Stated problem ::
Copy out the listing that follows, exact in every word, and skip the images.

[Collected data entries]
------------------------------------------------
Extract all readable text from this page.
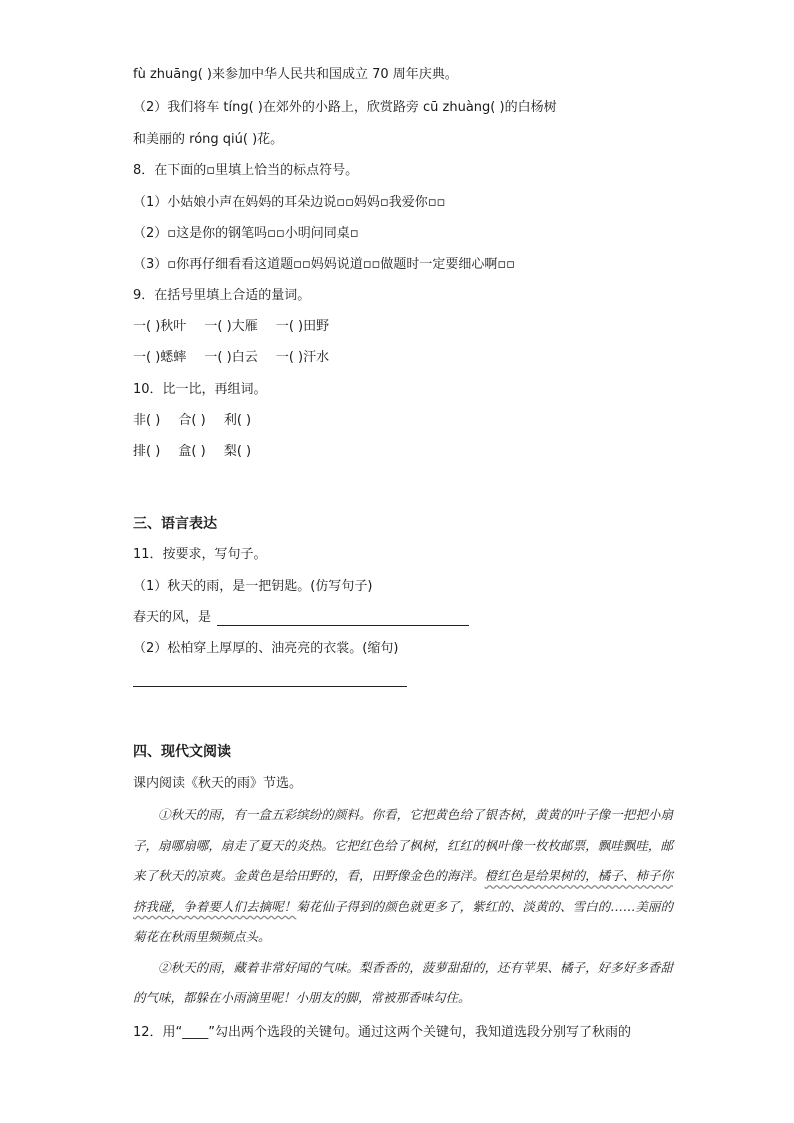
fù zhuāng( )来参加中华人民共和国成立 70 周年庆典。
（2）我们将车 tíng( )在郊外的小路上，欣赏路旁 cū zhuàng( )的白杨树
和美丽的 róng qiú( )花。
8．在下面的▫里填上恰当的标点符号。
（1）小姑娘小声在妈妈的耳朵边说▫▫妈妈▫我爱你▫▫
（2）▫这是你的钢笔吗▫▫小明问同桌▫
（3）▫你再仔细看看这道题▫▫妈妈说道▫▫做题时一定要细心啊▫▫
9．在括号里填上合适的量词。
一( )秋叶 一( )大雁 一( )田野
一( )蟋蟀 一( )白云 一( )汗水
10．比一比，再组词。
非( ) 合( ) 利( )
排( ) 盒( ) 梨( )
三、语言表达
11．按要求，写句子。
（1）秋天的雨，是一把钥匙。(仿写句子)
春天的风，是
（2）松柏穿上厚厚的、油亮亮的衣裳。(缩句)
四、现代文阅读
课内阅读《秋天的雨》节选。

①秋天的雨，有一盒五彩缤纷的颜料。你看，它把黄色给了银杏树，黄黄的叶子像一把把小扇子，扇哪扇哪，扇走了夏天的炎热。它把红色给了枫树，红红的枫叶像一枚枚邮票，飘哇飘哇，邮来了秋天的凉爽。金黄色是给田野的，看，田野像金色的海洋。橙红色是给果树的，橘子、柿子你挤我碰，争着要人们去摘呢！菊花仙子得到的颜色就更多了，紫红的、淡黄的、雪白的……美丽的菊花在秋雨里频频点头。

②秋天的雨，藏着非常好闻的气味。梨香香的，菠萝甜甜的，还有苹果、橘子，好多好多香甜的气味，都躲在小雨滴里呢！小朋友的脚，常被那香味勾住。

12．用“____”勾出两个选段的关键句。通过这两个关键句，我知道选段分别写了秋雨的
------------------------------------------------
Answer for the task ::
Extract all readable text from this page.
fù zhuāng( )来参加中华人民共和国成立 70 周年庆典。
（2）我们将车 tíng( )在郊外的小路上，欣赏路旁 cū zhuàng( )的白杨树
和美丽的 róng qiú( )花。
8．在下面的▫里填上恰当的标点符号。
（1）小姑娘小声在妈妈的耳朵边说▫▫妈妈▫我爱你▫▫
（2）▫这是你的钢笔吗▫▫小明问同桌▫
（3）▫你再仔细看看这道题▫▫妈妈说道▫▫做题时一定要细心啊▫▫
9．在括号里填上合适的量词。
一( )秋叶 一( )大雁 一( )田野
一( )蟋蟀 一( )白云 一( )汗水
10．比一比，再组词。
非( ) 合( ) 利( )
排( ) 盒( ) 梨( )
三、语言表达
11．按要求，写句子。
（1）秋天的雨，是一把钥匙。(仿写句子)
春天的风，是
（2）松柏穿上厚厚的、油亮亮的衣裳。(缩句)
四、现代文阅读
课内阅读《秋天的雨》节选。

①秋天的雨，有一盒五彩缤纷的颜料。你看，它把黄色给了银杏树，黄黄的叶子像一把把小扇子，扇哪扇哪，扇走了夏天的炎热。它把红色给了枫树，红红的枫叶像一枚枚邮票，飘哇飘哇，邮来了秋天的凉爽。金黄色是给田野的，看，田野像金色的海洋。橙红色是给果树的，橘子、柿子你挤我碰，争着要人们去摘呢！菊花仙子得到的颜色就更多了，紫红的、淡黄的、雪白的……美丽的菊花在秋雨里频频点头。

②秋天的雨，藏着非常好闻的气味。梨香香的，菠萝甜甜的，还有苹果、橘子，好多好多香甜的气味，都躲在小雨滴里呢！小朋友的脚，常被那香味勾住。

12．用“____”勾出两个选段的关键句。通过这两个关键句，我知道选段分别写了秋雨的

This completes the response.